Dataset rows.
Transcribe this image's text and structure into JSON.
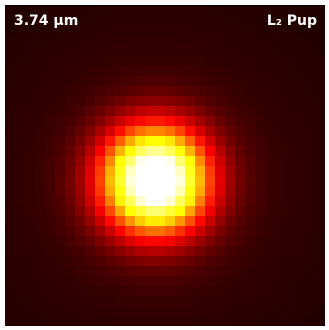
{
  "image": {
    "wavelength_label": "3.74 µm",
    "target_label": "L₂ Pup"
  }
}
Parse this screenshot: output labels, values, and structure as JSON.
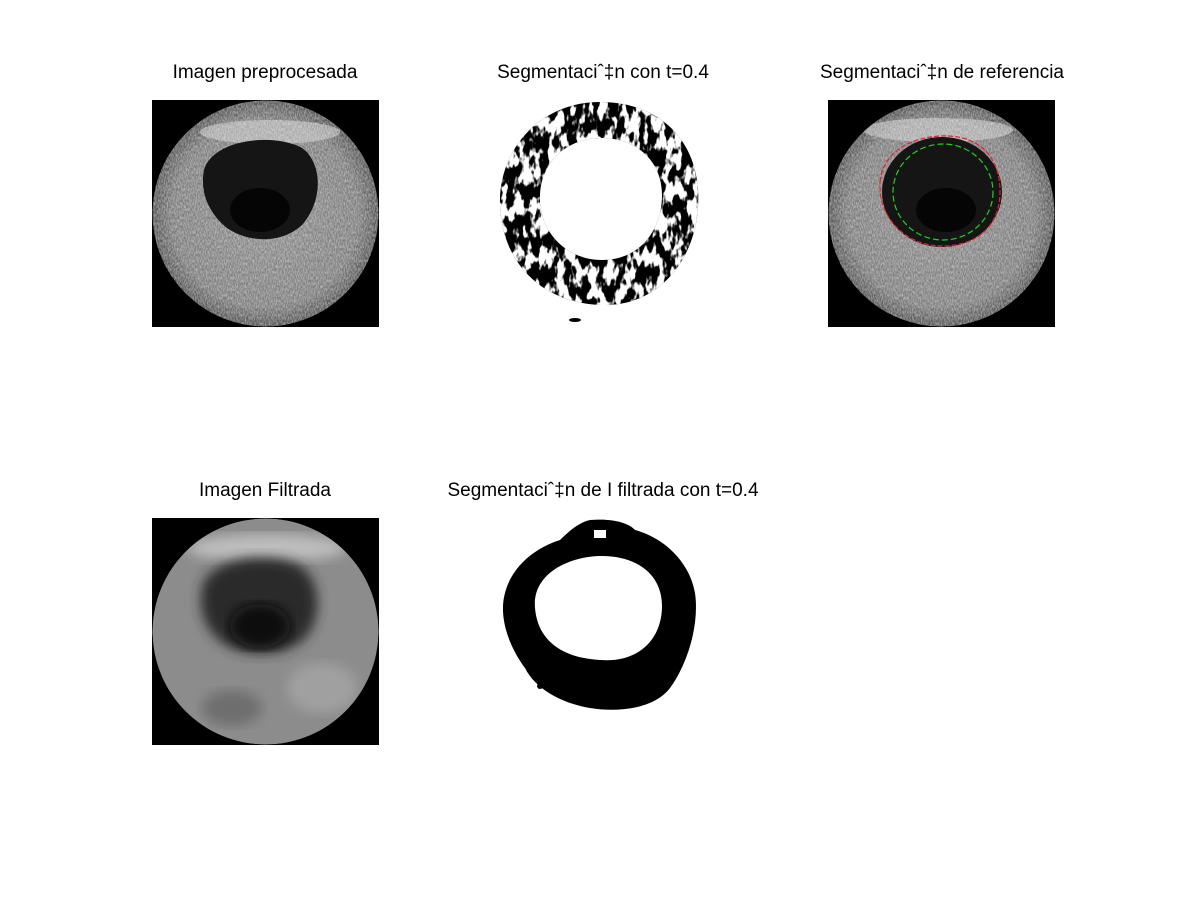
{
  "figure": {
    "titles": {
      "preprocessed": "Imagen preprocesada",
      "segmentation": "Segmentaciˆ‡n con t=0.4",
      "reference": "Segmentaciˆ‡n de referencia",
      "filtered": "Imagen Filtrada",
      "filtered_segmentation": "Segmentaciˆ‡n de I filtrada con t=0.4"
    },
    "colors": {
      "background": "#ffffff",
      "image_black": "#000000",
      "reference_outer_contour": "#e0202a",
      "reference_inner_contour": "#1fd01f"
    }
  }
}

Short task.
Extract the run of lines beginning with the line that holds "Parse this screenshot: output" and ending at the last line of the data, inclusive. Exclude any pictures from the copy.

Answer in full.
Parse this screenshot: output labels, values, and structure as JSON.
{
  "figure": {
    "titles": {
      "preprocessed": "Imagen preprocesada",
      "segmentation": "Segmentaciˆ‡n con t=0.4",
      "reference": "Segmentaciˆ‡n de referencia",
      "filtered": "Imagen Filtrada",
      "filtered_segmentation": "Segmentaciˆ‡n de I filtrada con t=0.4"
    },
    "colors": {
      "background": "#ffffff",
      "image_black": "#000000",
      "reference_outer_contour": "#e0202a",
      "reference_inner_contour": "#1fd01f"
    }
  }
}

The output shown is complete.